Which lines hold the word "What"? Copy each of them from the material.

══ Records

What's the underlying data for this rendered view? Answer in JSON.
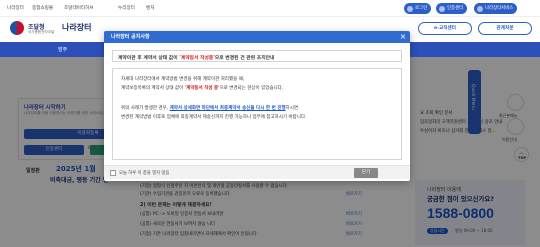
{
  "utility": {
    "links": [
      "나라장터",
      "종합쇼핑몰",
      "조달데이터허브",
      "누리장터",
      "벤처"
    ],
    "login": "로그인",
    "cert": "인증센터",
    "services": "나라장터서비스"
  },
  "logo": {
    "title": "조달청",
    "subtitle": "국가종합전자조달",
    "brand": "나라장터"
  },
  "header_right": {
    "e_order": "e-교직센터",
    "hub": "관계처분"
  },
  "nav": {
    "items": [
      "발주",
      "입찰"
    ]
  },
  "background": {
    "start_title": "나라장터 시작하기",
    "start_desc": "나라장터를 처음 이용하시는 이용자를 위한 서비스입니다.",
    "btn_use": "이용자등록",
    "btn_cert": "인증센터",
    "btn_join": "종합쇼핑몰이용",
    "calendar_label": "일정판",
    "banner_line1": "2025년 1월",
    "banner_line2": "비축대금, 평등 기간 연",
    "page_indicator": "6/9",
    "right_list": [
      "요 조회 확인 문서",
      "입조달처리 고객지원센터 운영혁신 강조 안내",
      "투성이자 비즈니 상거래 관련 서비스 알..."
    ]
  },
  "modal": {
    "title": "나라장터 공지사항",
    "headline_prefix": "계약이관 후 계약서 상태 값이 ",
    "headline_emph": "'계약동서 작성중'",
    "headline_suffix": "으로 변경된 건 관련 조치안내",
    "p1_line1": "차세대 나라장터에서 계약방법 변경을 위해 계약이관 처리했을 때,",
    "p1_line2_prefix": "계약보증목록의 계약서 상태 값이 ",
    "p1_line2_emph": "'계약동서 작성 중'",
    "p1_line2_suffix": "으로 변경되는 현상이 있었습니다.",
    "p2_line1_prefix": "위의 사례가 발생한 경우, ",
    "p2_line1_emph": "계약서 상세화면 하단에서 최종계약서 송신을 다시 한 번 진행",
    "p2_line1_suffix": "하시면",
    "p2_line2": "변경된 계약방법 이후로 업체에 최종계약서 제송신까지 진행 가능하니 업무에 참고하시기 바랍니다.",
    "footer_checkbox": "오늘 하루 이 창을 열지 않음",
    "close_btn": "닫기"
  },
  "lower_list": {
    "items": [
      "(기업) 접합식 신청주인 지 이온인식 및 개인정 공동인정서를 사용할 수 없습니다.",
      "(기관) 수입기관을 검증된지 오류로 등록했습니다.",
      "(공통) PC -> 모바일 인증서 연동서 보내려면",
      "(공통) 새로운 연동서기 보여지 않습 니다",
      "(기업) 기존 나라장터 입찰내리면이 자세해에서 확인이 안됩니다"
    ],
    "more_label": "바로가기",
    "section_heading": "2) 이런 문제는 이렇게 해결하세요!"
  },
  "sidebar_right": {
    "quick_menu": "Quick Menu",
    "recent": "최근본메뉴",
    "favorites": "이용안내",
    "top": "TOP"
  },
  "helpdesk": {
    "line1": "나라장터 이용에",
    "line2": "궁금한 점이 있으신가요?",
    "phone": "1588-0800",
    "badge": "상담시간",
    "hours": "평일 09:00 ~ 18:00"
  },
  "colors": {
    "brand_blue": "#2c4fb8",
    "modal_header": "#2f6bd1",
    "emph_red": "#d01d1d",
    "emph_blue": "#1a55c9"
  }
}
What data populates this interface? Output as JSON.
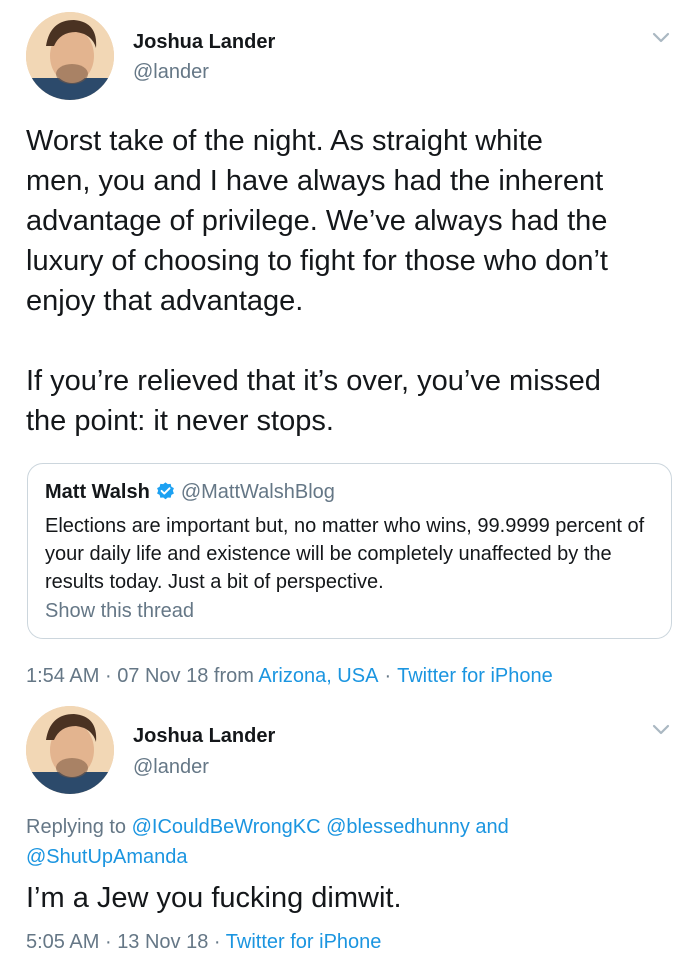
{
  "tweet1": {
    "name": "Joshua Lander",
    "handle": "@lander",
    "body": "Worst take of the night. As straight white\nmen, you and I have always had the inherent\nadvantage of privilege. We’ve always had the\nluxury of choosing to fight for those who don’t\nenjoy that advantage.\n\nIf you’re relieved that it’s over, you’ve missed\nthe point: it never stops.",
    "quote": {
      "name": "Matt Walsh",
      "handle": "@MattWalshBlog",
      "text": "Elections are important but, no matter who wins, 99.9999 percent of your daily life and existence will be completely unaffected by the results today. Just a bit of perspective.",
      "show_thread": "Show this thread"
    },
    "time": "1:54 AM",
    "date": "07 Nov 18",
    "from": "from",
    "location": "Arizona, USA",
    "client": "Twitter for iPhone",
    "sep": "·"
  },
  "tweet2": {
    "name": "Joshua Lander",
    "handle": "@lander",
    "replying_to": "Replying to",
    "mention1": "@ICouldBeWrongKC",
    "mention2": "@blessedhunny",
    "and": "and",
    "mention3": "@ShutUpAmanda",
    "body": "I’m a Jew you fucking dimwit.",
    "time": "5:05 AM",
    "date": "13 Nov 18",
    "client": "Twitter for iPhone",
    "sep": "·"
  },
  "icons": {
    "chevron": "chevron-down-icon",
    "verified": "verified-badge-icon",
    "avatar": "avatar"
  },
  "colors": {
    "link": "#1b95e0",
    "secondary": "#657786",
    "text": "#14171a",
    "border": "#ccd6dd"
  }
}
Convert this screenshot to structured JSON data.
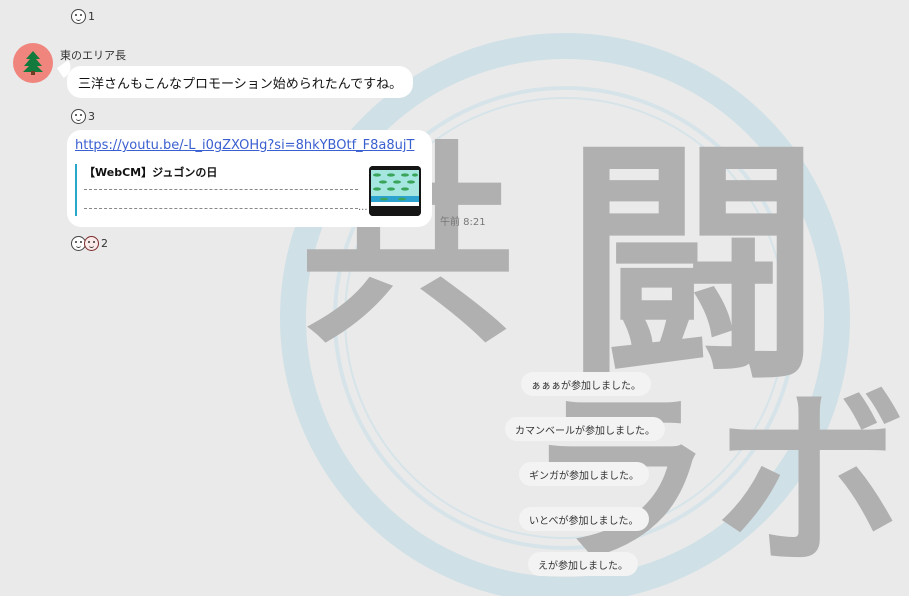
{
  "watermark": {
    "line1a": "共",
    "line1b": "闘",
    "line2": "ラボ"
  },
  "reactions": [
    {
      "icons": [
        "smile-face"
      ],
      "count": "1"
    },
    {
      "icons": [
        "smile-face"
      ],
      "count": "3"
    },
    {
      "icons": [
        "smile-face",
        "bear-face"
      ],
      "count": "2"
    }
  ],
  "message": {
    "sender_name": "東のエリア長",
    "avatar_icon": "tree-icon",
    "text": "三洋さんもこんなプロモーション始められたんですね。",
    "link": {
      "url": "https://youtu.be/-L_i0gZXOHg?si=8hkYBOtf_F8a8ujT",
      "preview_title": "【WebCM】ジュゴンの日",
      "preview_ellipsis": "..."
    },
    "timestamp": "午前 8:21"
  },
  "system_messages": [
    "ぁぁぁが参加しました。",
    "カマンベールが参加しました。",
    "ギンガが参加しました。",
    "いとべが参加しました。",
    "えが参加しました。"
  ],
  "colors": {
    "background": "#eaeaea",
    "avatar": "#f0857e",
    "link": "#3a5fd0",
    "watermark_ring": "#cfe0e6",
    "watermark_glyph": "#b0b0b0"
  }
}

════

#### Task response:
What's the underlying data for this rendered view? Answer in JSON.
What data populates this interface? Output as JSON.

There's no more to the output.